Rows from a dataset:
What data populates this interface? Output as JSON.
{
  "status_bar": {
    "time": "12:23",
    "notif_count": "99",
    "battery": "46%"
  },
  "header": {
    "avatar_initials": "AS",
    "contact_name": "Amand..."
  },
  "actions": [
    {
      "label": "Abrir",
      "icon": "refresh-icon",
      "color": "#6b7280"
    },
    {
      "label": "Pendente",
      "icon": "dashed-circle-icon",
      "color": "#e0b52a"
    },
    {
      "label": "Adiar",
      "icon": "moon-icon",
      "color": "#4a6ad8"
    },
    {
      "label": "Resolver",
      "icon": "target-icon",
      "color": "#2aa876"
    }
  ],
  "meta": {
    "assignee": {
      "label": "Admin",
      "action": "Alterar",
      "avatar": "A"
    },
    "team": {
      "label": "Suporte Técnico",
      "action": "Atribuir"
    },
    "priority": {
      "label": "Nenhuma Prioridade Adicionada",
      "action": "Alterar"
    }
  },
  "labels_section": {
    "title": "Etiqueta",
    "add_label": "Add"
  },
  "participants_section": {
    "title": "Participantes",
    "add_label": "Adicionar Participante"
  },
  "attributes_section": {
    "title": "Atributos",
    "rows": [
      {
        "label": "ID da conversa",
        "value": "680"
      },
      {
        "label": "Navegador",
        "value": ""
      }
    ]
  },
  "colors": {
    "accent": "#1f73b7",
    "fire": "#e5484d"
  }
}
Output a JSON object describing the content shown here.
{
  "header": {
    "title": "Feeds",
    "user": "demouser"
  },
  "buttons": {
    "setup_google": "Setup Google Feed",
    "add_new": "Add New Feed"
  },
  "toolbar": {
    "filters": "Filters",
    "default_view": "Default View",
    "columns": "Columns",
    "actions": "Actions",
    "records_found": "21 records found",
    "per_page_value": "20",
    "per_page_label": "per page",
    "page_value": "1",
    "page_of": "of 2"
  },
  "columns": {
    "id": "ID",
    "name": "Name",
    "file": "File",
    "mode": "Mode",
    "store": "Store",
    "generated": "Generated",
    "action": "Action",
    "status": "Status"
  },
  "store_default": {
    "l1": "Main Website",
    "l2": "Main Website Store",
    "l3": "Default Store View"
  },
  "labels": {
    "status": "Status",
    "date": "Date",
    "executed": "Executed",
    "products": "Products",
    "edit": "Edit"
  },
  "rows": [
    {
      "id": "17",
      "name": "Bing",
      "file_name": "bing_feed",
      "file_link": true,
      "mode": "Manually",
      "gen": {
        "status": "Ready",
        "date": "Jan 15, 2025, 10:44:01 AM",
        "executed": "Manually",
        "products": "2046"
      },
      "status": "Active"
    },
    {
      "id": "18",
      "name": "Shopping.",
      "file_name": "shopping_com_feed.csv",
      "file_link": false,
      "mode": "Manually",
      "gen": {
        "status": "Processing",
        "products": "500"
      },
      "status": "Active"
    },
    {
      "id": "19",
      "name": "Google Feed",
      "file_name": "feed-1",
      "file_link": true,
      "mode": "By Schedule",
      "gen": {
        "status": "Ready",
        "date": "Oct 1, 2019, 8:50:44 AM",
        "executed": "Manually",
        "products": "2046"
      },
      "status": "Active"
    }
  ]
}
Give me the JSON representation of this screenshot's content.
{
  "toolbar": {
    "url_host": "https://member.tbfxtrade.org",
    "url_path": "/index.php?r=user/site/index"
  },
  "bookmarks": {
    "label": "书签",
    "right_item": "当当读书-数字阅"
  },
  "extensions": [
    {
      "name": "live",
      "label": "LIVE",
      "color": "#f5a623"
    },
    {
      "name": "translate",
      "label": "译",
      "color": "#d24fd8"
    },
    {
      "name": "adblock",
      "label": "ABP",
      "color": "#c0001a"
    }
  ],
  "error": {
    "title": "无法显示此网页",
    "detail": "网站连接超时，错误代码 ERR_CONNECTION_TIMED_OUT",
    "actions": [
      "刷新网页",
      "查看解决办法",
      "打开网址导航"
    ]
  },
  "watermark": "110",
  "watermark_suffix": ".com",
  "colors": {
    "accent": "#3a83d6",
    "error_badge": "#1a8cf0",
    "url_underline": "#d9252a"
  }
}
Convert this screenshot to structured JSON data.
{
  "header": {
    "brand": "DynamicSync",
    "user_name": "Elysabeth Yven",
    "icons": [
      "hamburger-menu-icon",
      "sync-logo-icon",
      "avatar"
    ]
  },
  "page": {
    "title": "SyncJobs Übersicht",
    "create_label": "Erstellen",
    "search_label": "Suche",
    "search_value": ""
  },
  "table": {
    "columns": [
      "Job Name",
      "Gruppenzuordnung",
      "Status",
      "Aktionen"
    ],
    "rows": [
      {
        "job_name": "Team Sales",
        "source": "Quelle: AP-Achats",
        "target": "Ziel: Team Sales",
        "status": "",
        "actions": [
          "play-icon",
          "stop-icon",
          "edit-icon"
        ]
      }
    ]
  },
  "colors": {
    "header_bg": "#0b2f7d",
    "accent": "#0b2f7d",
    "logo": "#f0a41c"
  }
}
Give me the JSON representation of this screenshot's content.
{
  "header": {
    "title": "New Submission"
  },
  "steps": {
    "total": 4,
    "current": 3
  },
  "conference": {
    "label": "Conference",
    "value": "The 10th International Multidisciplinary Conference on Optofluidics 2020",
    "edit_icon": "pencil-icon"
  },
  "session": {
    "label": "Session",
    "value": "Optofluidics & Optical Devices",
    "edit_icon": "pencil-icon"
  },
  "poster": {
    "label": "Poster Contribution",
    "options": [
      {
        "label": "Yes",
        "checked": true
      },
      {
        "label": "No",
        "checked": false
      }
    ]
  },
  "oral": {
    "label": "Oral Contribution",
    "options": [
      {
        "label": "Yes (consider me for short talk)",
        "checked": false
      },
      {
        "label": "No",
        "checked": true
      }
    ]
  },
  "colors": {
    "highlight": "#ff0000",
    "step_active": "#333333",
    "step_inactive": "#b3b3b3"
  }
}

▶ [Set exercise] Extract the full set of entries word for word.

▶ [In response]
What data populates this interface? Output as JSON.
{
  "status_bar": {
    "time": "12:23",
    "notif_count": "99",
    "battery": "46%"
  },
  "header": {
    "avatar_initials": "AS",
    "contact_name": "Amand..."
  },
  "actions": [
    {
      "label": "Abrir",
      "icon": "refresh-icon",
      "color": "#6b7280"
    },
    {
      "label": "Pendente",
      "icon": "dashed-circle-icon",
      "color": "#e0b52a"
    },
    {
      "label": "Adiar",
      "icon": "moon-icon",
      "color": "#4a6ad8"
    },
    {
      "label": "Resolver",
      "icon": "target-icon",
      "color": "#2aa876"
    }
  ],
  "meta": {
    "assignee": {
      "label": "Admin",
      "action": "Alterar",
      "avatar": "A"
    },
    "team": {
      "label": "Suporte Técnico",
      "action": "Atribuir"
    },
    "priority": {
      "label": "Nenhuma Prioridade Adicionada",
      "action": "Alterar"
    }
  },
  "labels_section": {
    "title": "Etiqueta",
    "add_label": "Add"
  },
  "participants_section": {
    "title": "Participantes",
    "add_label": "Adicionar Participante"
  },
  "attributes_section": {
    "title": "Atributos",
    "rows": [
      {
        "label": "ID da conversa",
        "value": "680"
      },
      {
        "label": "Navegador",
        "value": ""
      }
    ]
  },
  "colors": {
    "accent": "#1f73b7",
    "fire": "#e5484d"
  }
}
Output a JSON object describing the content shown here.
{
  "header": {
    "title": "Feeds",
    "user": "demouser"
  },
  "buttons": {
    "setup_google": "Setup Google Feed",
    "add_new": "Add New Feed"
  },
  "toolbar": {
    "filters": "Filters",
    "default_view": "Default View",
    "columns": "Columns",
    "actions": "Actions",
    "records_found": "21 records found",
    "per_page_value": "20",
    "per_page_label": "per page",
    "page_value": "1",
    "page_of": "of 2"
  },
  "columns": {
    "id": "ID",
    "name": "Name",
    "file": "File",
    "mode": "Mode",
    "store": "Store",
    "generated": "Generated",
    "action": "Action",
    "status": "Status"
  },
  "store_default": {
    "l1": "Main Website",
    "l2": "Main Website Store",
    "l3": "Default Store View"
  },
  "labels": {
    "status": "Status",
    "date": "Date",
    "executed": "Executed",
    "products": "Products",
    "edit": "Edit"
  },
  "rows": [
    {
      "id": "17",
      "name": "Bing",
      "file_name": "bing_feed",
      "file_link": true,
      "mode": "Manually",
      "gen": {
        "status": "Ready",
        "date": "Jan 15, 2025, 10:44:01 AM",
        "executed": "Manually",
        "products": "2046"
      },
      "status": "Active"
    },
    {
      "id": "18",
      "name": "Shopping.",
      "file_name": "shopping_com_feed.csv",
      "file_link": false,
      "mode": "Manually",
      "gen": {
        "status": "Processing",
        "products": "500"
      },
      "status": "Active"
    },
    {
      "id": "19",
      "name": "Google Feed",
      "file_name": "feed-1",
      "file_link": true,
      "mode": "By Schedule",
      "gen": {
        "status": "Ready",
        "date": "Oct 1, 2019, 8:50:44 AM",
        "executed": "Manually",
        "products": "2046"
      },
      "status": "Active"
    }
  ]
}
Give me the JSON representation of this screenshot's content.
{
  "toolbar": {
    "url_host": "https://member.tbfxtrade.org",
    "url_path": "/index.php?r=user/site/index"
  },
  "bookmarks": {
    "label": "书签",
    "right_item": "当当读书-数字阅"
  },
  "extensions": [
    {
      "name": "live",
      "label": "LIVE",
      "color": "#f5a623"
    },
    {
      "name": "translate",
      "label": "译",
      "color": "#d24fd8"
    },
    {
      "name": "adblock",
      "label": "ABP",
      "color": "#c0001a"
    }
  ],
  "error": {
    "title": "无法显示此网页",
    "detail": "网站连接超时，错误代码 ERR_CONNECTION_TIMED_OUT",
    "actions": [
      "刷新网页",
      "查看解决办法",
      "打开网址导航"
    ]
  },
  "watermark": "110",
  "watermark_suffix": ".com",
  "colors": {
    "accent": "#3a83d6",
    "error_badge": "#1a8cf0",
    "url_underline": "#d9252a"
  }
}
Convert this screenshot to structured JSON data.
{
  "header": {
    "brand": "DynamicSync",
    "user_name": "Elysabeth Yven",
    "icons": [
      "hamburger-menu-icon",
      "sync-logo-icon",
      "avatar"
    ]
  },
  "page": {
    "title": "SyncJobs Übersicht",
    "create_label": "Erstellen",
    "search_label": "Suche",
    "search_value": ""
  },
  "table": {
    "columns": [
      "Job Name",
      "Gruppenzuordnung",
      "Status",
      "Aktionen"
    ],
    "rows": [
      {
        "job_name": "Team Sales",
        "source": "Quelle: AP-Achats",
        "target": "Ziel: Team Sales",
        "status": "",
        "actions": [
          "play-icon",
          "stop-icon",
          "edit-icon"
        ]
      }
    ]
  },
  "colors": {
    "header_bg": "#0b2f7d",
    "accent": "#0b2f7d",
    "logo": "#f0a41c"
  }
}
Give me the JSON representation of this screenshot's content.
{
  "header": {
    "title": "New Submission"
  },
  "steps": {
    "total": 4,
    "current": 3
  },
  "conference": {
    "label": "Conference",
    "value": "The 10th International Multidisciplinary Conference on Optofluidics 2020",
    "edit_icon": "pencil-icon"
  },
  "session": {
    "label": "Session",
    "value": "Optofluidics & Optical Devices",
    "edit_icon": "pencil-icon"
  },
  "poster": {
    "label": "Poster Contribution",
    "options": [
      {
        "label": "Yes",
        "checked": true
      },
      {
        "label": "No",
        "checked": false
      }
    ]
  },
  "oral": {
    "label": "Oral Contribution",
    "options": [
      {
        "label": "Yes (consider me for short talk)",
        "checked": false
      },
      {
        "label": "No",
        "checked": true
      }
    ]
  },
  "colors": {
    "highlight": "#ff0000",
    "step_active": "#333333",
    "step_inactive": "#b3b3b3"
  }
}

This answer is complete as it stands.